(Beginning of GIVEN DATA)

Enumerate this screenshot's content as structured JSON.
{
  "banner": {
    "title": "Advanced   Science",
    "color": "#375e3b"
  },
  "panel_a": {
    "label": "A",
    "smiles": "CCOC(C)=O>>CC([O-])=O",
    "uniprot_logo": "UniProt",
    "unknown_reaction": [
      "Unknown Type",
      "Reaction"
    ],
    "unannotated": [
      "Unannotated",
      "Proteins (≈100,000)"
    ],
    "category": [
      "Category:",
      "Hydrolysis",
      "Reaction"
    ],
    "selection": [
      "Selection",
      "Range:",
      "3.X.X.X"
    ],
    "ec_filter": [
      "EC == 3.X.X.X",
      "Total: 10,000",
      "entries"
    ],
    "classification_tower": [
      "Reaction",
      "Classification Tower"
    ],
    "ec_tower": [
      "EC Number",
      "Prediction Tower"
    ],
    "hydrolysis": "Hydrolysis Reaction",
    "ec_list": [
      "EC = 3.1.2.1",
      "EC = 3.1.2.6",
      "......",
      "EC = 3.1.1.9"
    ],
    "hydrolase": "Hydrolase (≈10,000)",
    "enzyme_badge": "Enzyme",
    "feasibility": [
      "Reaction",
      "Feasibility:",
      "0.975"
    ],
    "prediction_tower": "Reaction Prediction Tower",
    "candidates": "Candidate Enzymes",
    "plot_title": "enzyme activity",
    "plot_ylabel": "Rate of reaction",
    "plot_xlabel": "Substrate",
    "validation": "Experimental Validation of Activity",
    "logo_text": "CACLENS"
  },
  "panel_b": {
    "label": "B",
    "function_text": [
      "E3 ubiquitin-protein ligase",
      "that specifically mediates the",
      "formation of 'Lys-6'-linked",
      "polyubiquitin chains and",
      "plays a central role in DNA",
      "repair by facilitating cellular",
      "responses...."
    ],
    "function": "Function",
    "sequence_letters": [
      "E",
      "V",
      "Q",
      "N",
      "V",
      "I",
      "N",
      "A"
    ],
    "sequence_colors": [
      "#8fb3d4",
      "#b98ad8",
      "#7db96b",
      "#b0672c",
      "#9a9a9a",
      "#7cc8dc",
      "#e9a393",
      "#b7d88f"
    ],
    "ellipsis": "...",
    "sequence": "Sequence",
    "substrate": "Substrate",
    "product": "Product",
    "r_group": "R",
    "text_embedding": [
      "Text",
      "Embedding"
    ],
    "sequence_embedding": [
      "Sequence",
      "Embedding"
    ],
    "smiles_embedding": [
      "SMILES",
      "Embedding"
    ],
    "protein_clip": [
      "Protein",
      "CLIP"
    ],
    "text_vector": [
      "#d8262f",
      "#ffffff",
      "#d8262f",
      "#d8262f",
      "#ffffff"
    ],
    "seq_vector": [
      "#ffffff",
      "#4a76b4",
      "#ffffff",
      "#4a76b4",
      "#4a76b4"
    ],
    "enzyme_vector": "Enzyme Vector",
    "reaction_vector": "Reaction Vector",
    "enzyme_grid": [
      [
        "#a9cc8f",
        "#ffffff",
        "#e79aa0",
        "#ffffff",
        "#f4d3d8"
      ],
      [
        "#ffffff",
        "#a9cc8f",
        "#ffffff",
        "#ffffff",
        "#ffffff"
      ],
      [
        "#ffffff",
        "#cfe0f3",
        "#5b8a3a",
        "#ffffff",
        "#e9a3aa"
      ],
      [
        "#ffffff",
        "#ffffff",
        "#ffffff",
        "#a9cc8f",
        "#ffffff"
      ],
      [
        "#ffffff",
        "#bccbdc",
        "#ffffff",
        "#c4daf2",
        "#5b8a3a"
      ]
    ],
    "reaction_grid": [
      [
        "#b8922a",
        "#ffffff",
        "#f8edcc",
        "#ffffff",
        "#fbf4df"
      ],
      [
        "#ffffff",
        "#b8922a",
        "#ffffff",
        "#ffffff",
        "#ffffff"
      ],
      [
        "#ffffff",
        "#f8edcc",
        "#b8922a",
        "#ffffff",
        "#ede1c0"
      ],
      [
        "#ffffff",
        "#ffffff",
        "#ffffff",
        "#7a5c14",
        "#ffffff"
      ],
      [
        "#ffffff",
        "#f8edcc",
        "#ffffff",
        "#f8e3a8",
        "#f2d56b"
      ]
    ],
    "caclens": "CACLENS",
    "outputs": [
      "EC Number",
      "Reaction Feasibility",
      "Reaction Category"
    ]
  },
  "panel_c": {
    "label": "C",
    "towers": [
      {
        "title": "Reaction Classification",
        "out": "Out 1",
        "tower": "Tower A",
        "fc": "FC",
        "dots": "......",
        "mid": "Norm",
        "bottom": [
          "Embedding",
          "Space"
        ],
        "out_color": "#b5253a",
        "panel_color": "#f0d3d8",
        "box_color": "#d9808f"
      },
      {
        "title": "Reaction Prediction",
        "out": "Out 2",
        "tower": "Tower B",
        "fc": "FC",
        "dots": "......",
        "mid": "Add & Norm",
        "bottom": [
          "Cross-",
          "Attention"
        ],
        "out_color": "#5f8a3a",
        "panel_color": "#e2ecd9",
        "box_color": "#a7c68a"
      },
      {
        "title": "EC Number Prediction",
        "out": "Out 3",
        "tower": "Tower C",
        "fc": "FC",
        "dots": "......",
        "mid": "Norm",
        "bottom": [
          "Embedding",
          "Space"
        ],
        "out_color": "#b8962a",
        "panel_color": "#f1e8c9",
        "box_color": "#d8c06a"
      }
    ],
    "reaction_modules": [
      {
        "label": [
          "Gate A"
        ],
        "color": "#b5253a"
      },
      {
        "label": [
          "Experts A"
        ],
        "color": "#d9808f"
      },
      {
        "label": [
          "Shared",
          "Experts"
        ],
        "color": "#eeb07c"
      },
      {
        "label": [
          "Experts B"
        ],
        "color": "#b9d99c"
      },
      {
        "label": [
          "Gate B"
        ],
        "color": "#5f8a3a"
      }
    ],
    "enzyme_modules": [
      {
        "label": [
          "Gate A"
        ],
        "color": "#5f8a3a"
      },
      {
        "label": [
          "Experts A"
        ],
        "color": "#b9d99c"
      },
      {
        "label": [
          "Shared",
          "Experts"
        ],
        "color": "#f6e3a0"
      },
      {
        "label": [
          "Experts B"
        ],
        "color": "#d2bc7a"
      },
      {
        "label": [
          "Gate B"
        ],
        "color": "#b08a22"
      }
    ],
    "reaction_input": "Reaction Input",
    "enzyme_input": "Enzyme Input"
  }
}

(End of GIVEN DATA)

**YOUR INSTRUCTIONS:**
Restate the records word for word, keeping every line.

**SOLUTION FOR THIS TASK:**
Enumerate this screenshot's content as structured JSON.
{
  "banner": {
    "title": "Advanced   Science",
    "color": "#375e3b"
  },
  "panel_a": {
    "label": "A",
    "smiles": "CCOC(C)=O>>CC([O-])=O",
    "uniprot_logo": "UniProt",
    "unknown_reaction": [
      "Unknown Type",
      "Reaction"
    ],
    "unannotated": [
      "Unannotated",
      "Proteins (≈100,000)"
    ],
    "category": [
      "Category:",
      "Hydrolysis",
      "Reaction"
    ],
    "selection": [
      "Selection",
      "Range:",
      "3.X.X.X"
    ],
    "ec_filter": [
      "EC == 3.X.X.X",
      "Total: 10,000",
      "entries"
    ],
    "classification_tower": [
      "Reaction",
      "Classification Tower"
    ],
    "ec_tower": [
      "EC Number",
      "Prediction Tower"
    ],
    "hydrolysis": "Hydrolysis Reaction",
    "ec_list": [
      "EC = 3.1.2.1",
      "EC = 3.1.2.6",
      "......",
      "EC = 3.1.1.9"
    ],
    "hydrolase": "Hydrolase (≈10,000)",
    "enzyme_badge": "Enzyme",
    "feasibility": [
      "Reaction",
      "Feasibility:",
      "0.975"
    ],
    "prediction_tower": "Reaction Prediction Tower",
    "candidates": "Candidate Enzymes",
    "plot_title": "enzyme activity",
    "plot_ylabel": "Rate of reaction",
    "plot_xlabel": "Substrate",
    "validation": "Experimental Validation of Activity",
    "logo_text": "CACLENS"
  },
  "panel_b": {
    "label": "B",
    "function_text": [
      "E3 ubiquitin-protein ligase",
      "that specifically mediates the",
      "formation of 'Lys-6'-linked",
      "polyubiquitin chains and",
      "plays a central role in DNA",
      "repair by facilitating cellular",
      "responses...."
    ],
    "function": "Function",
    "sequence_letters": [
      "E",
      "V",
      "Q",
      "N",
      "V",
      "I",
      "N",
      "A"
    ],
    "sequence_colors": [
      "#8fb3d4",
      "#b98ad8",
      "#7db96b",
      "#b0672c",
      "#9a9a9a",
      "#7cc8dc",
      "#e9a393",
      "#b7d88f"
    ],
    "ellipsis": "...",
    "sequence": "Sequence",
    "substrate": "Substrate",
    "product": "Product",
    "r_group": "R",
    "text_embedding": [
      "Text",
      "Embedding"
    ],
    "sequence_embedding": [
      "Sequence",
      "Embedding"
    ],
    "smiles_embedding": [
      "SMILES",
      "Embedding"
    ],
    "protein_clip": [
      "Protein",
      "CLIP"
    ],
    "text_vector": [
      "#d8262f",
      "#ffffff",
      "#d8262f",
      "#d8262f",
      "#ffffff"
    ],
    "seq_vector": [
      "#ffffff",
      "#4a76b4",
      "#ffffff",
      "#4a76b4",
      "#4a76b4"
    ],
    "enzyme_vector": "Enzyme Vector",
    "reaction_vector": "Reaction Vector",
    "enzyme_grid": [
      [
        "#a9cc8f",
        "#ffffff",
        "#e79aa0",
        "#ffffff",
        "#f4d3d8"
      ],
      [
        "#ffffff",
        "#a9cc8f",
        "#ffffff",
        "#ffffff",
        "#ffffff"
      ],
      [
        "#ffffff",
        "#cfe0f3",
        "#5b8a3a",
        "#ffffff",
        "#e9a3aa"
      ],
      [
        "#ffffff",
        "#ffffff",
        "#ffffff",
        "#a9cc8f",
        "#ffffff"
      ],
      [
        "#ffffff",
        "#bccbdc",
        "#ffffff",
        "#c4daf2",
        "#5b8a3a"
      ]
    ],
    "reaction_grid": [
      [
        "#b8922a",
        "#ffffff",
        "#f8edcc",
        "#ffffff",
        "#fbf4df"
      ],
      [
        "#ffffff",
        "#b8922a",
        "#ffffff",
        "#ffffff",
        "#ffffff"
      ],
      [
        "#ffffff",
        "#f8edcc",
        "#b8922a",
        "#ffffff",
        "#ede1c0"
      ],
      [
        "#ffffff",
        "#ffffff",
        "#ffffff",
        "#7a5c14",
        "#ffffff"
      ],
      [
        "#ffffff",
        "#f8edcc",
        "#ffffff",
        "#f8e3a8",
        "#f2d56b"
      ]
    ],
    "caclens": "CACLENS",
    "outputs": [
      "EC Number",
      "Reaction Feasibility",
      "Reaction Category"
    ]
  },
  "panel_c": {
    "label": "C",
    "towers": [
      {
        "title": "Reaction Classification",
        "out": "Out 1",
        "tower": "Tower A",
        "fc": "FC",
        "dots": "......",
        "mid": "Norm",
        "bottom": [
          "Embedding",
          "Space"
        ],
        "out_color": "#b5253a",
        "panel_color": "#f0d3d8",
        "box_color": "#d9808f"
      },
      {
        "title": "Reaction Prediction",
        "out": "Out 2",
        "tower": "Tower B",
        "fc": "FC",
        "dots": "......",
        "mid": "Add & Norm",
        "bottom": [
          "Cross-",
          "Attention"
        ],
        "out_color": "#5f8a3a",
        "panel_color": "#e2ecd9",
        "box_color": "#a7c68a"
      },
      {
        "title": "EC Number Prediction",
        "out": "Out 3",
        "tower": "Tower C",
        "fc": "FC",
        "dots": "......",
        "mid": "Norm",
        "bottom": [
          "Embedding",
          "Space"
        ],
        "out_color": "#b8962a",
        "panel_color": "#f1e8c9",
        "box_color": "#d8c06a"
      }
    ],
    "reaction_modules": [
      {
        "label": [
          "Gate A"
        ],
        "color": "#b5253a"
      },
      {
        "label": [
          "Experts A"
        ],
        "color": "#d9808f"
      },
      {
        "label": [
          "Shared",
          "Experts"
        ],
        "color": "#eeb07c"
      },
      {
        "label": [
          "Experts B"
        ],
        "color": "#b9d99c"
      },
      {
        "label": [
          "Gate B"
        ],
        "color": "#5f8a3a"
      }
    ],
    "enzyme_modules": [
      {
        "label": [
          "Gate A"
        ],
        "color": "#5f8a3a"
      },
      {
        "label": [
          "Experts A"
        ],
        "color": "#b9d99c"
      },
      {
        "label": [
          "Shared",
          "Experts"
        ],
        "color": "#f6e3a0"
      },
      {
        "label": [
          "Experts B"
        ],
        "color": "#d2bc7a"
      },
      {
        "label": [
          "Gate B"
        ],
        "color": "#b08a22"
      }
    ],
    "reaction_input": "Reaction Input",
    "enzyme_input": "Enzyme Input"
  }
}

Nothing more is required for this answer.